Entries with figure data:
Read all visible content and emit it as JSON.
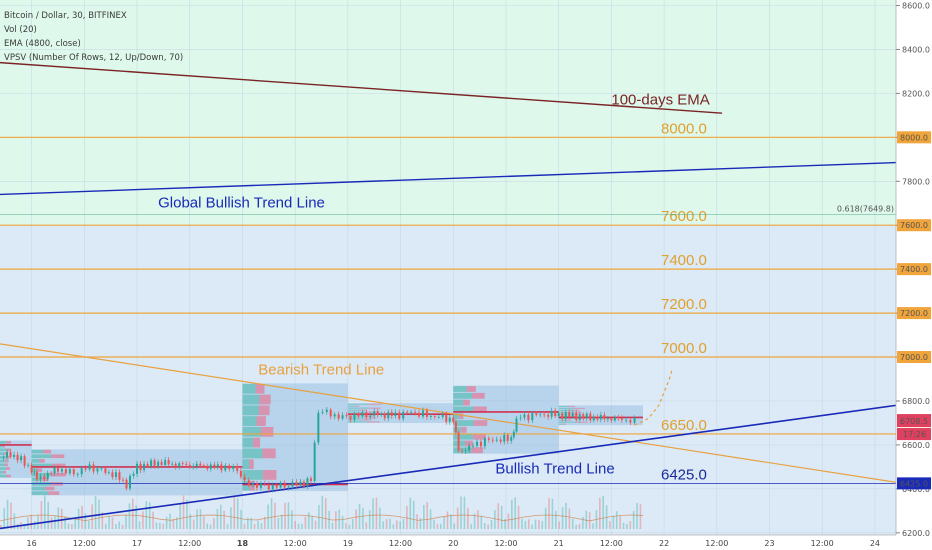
{
  "header": {
    "symbol": "Bitcoin / Dollar, 30, BITFINEX",
    "indicators": [
      "Vol (20)",
      "EMA (4800, close)",
      "VPSV (Number Of Rows, 12, Up/Down, 70)"
    ]
  },
  "colors": {
    "green_zone": "#def8ec",
    "blue_zone": "#dbeaf6",
    "level_line": "#f0a43a",
    "level_text": "#e0a030",
    "ema_line": "#7a2424",
    "bull_line": "#1a2ab8",
    "bear_line": "#e8a040",
    "candle_up": "#26a69a",
    "candle_down": "#ef5350",
    "fib_text": "#3aa47a"
  },
  "chart_data": {
    "type": "line",
    "title": "Bitcoin / Dollar, 30, BITFINEX",
    "ylim": [
      6190,
      8625
    ],
    "xlim": [
      15.7,
      24.2
    ],
    "y_ticks": [
      "6200.0",
      "6400.0",
      "6600.0",
      "6800.0",
      "7000.0",
      "7200.0",
      "7400.0",
      "7600.0",
      "7800.0",
      "8000.0",
      "8200.0",
      "8400.0",
      "8600.0"
    ],
    "x_ticks": [
      {
        "label": "16",
        "day": 16
      },
      {
        "label": "12:00",
        "day": 16.5
      },
      {
        "label": "17",
        "day": 17
      },
      {
        "label": "12:00",
        "day": 17.5
      },
      {
        "label": "18",
        "day": 18
      },
      {
        "label": "12:00",
        "day": 18.5
      },
      {
        "label": "19",
        "day": 19
      },
      {
        "label": "12:00",
        "day": 19.5
      },
      {
        "label": "20",
        "day": 20
      },
      {
        "label": "12:00",
        "day": 20.5
      },
      {
        "label": "21",
        "day": 21
      },
      {
        "label": "12:00",
        "day": 21.5
      },
      {
        "label": "22",
        "day": 22
      },
      {
        "label": "12:00",
        "day": 22.5
      },
      {
        "label": "23",
        "day": 23
      },
      {
        "label": "12:00",
        "day": 23.5
      },
      {
        "label": "24",
        "day": 24
      }
    ],
    "levels": [
      {
        "value": 8000,
        "label": "8000.0",
        "axis_label": "8000.0"
      },
      {
        "value": 7600,
        "label": "7600.0",
        "axis_label": "7600.0"
      },
      {
        "value": 7400,
        "label": "7400.0",
        "axis_label": "7400.0"
      },
      {
        "value": 7200,
        "label": "7200.0",
        "axis_label": "7200.0"
      },
      {
        "value": 7000,
        "label": "7000.0",
        "axis_label": "7000.0"
      },
      {
        "value": 6650,
        "label": "6650.0",
        "axis_label": "6650.0"
      },
      {
        "value": 6425,
        "label": "6425.0",
        "axis_label": "6425.0"
      }
    ],
    "fib": {
      "value": 7649.8,
      "label": "0.618(7649.8)"
    },
    "zones": [
      {
        "name": "green",
        "from": 7600,
        "to": 8625
      },
      {
        "name": "blue",
        "from": 6190,
        "to": 7600
      }
    ],
    "lines": [
      {
        "name": "100-days EMA",
        "points": [
          [
            15.7,
            8340
          ],
          [
            22.55,
            8110
          ]
        ]
      },
      {
        "name": "Global Bullish Trend Line",
        "points": [
          [
            15.7,
            7740
          ],
          [
            24.2,
            7885
          ]
        ]
      },
      {
        "name": "Bearish Trend Line",
        "points": [
          [
            15.7,
            7060
          ],
          [
            24.2,
            6430
          ]
        ]
      },
      {
        "name": "Bullish Trend Line",
        "points": [
          [
            15.7,
            6220
          ],
          [
            24.2,
            6780
          ]
        ]
      }
    ],
    "annotations": [
      {
        "text": "100-days EMA",
        "day": 21.5,
        "price": 8150
      },
      {
        "text": "Global Bullish Trend Line",
        "day": 17.2,
        "price": 7680
      },
      {
        "text": "Bearish Trend Line",
        "day": 18.15,
        "price": 6920
      },
      {
        "text": "Bullish Trend Line",
        "day": 20.4,
        "price": 6470
      }
    ],
    "price_series": [
      [
        15.7,
        6540
      ],
      [
        15.8,
        6560
      ],
      [
        15.9,
        6530
      ],
      [
        16.0,
        6490
      ],
      [
        16.05,
        6440
      ],
      [
        16.12,
        6460
      ],
      [
        16.25,
        6490
      ],
      [
        16.4,
        6470
      ],
      [
        16.55,
        6500
      ],
      [
        16.7,
        6480
      ],
      [
        16.8,
        6460
      ],
      [
        16.9,
        6420
      ],
      [
        17.0,
        6500
      ],
      [
        17.2,
        6520
      ],
      [
        17.4,
        6510
      ],
      [
        17.6,
        6505
      ],
      [
        17.8,
        6500
      ],
      [
        17.95,
        6490
      ],
      [
        18.02,
        6430
      ],
      [
        18.1,
        6420
      ],
      [
        18.25,
        6410
      ],
      [
        18.4,
        6415
      ],
      [
        18.55,
        6425
      ],
      [
        18.65,
        6440
      ],
      [
        18.72,
        6760
      ],
      [
        18.8,
        6745
      ],
      [
        18.95,
        6725
      ],
      [
        19.1,
        6735
      ],
      [
        19.25,
        6740
      ],
      [
        19.45,
        6735
      ],
      [
        19.6,
        6750
      ],
      [
        19.75,
        6735
      ],
      [
        19.9,
        6725
      ],
      [
        20.0,
        6715
      ],
      [
        20.05,
        6570
      ],
      [
        20.15,
        6590
      ],
      [
        20.3,
        6620
      ],
      [
        20.45,
        6625
      ],
      [
        20.55,
        6630
      ],
      [
        20.6,
        6720
      ],
      [
        20.75,
        6735
      ],
      [
        20.9,
        6740
      ],
      [
        21.1,
        6735
      ],
      [
        21.3,
        6725
      ],
      [
        21.5,
        6720
      ],
      [
        21.6,
        6715
      ],
      [
        21.72,
        6708.5
      ]
    ],
    "last_price": "6708.5",
    "countdown": "17:26",
    "projection": [
      [
        21.72,
        6690
      ],
      [
        21.85,
        6720
      ],
      [
        21.95,
        6780
      ],
      [
        22.05,
        6900
      ],
      [
        22.08,
        6950
      ]
    ],
    "volume_profiles": [
      {
        "from": 15.7,
        "to": 16.0,
        "lo": 6450,
        "hi": 6620,
        "poc": 6600
      },
      {
        "from": 16.0,
        "to": 18.0,
        "lo": 6370,
        "hi": 6580,
        "poc": 6500
      },
      {
        "from": 18.0,
        "to": 19.0,
        "lo": 6390,
        "hi": 6880,
        "poc": 6420
      },
      {
        "from": 19.0,
        "to": 20.0,
        "lo": 6700,
        "hi": 6790,
        "poc": 6740
      },
      {
        "from": 20.0,
        "to": 21.0,
        "lo": 6560,
        "hi": 6870,
        "poc": 6750
      },
      {
        "from": 21.0,
        "to": 21.8,
        "lo": 6690,
        "hi": 6780,
        "poc": 6725
      }
    ]
  }
}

Given exercise ::
The word "Dollar" may appear on some lines of these records; state how many such lines there are, and nothing else.

Solution to the problem ::
2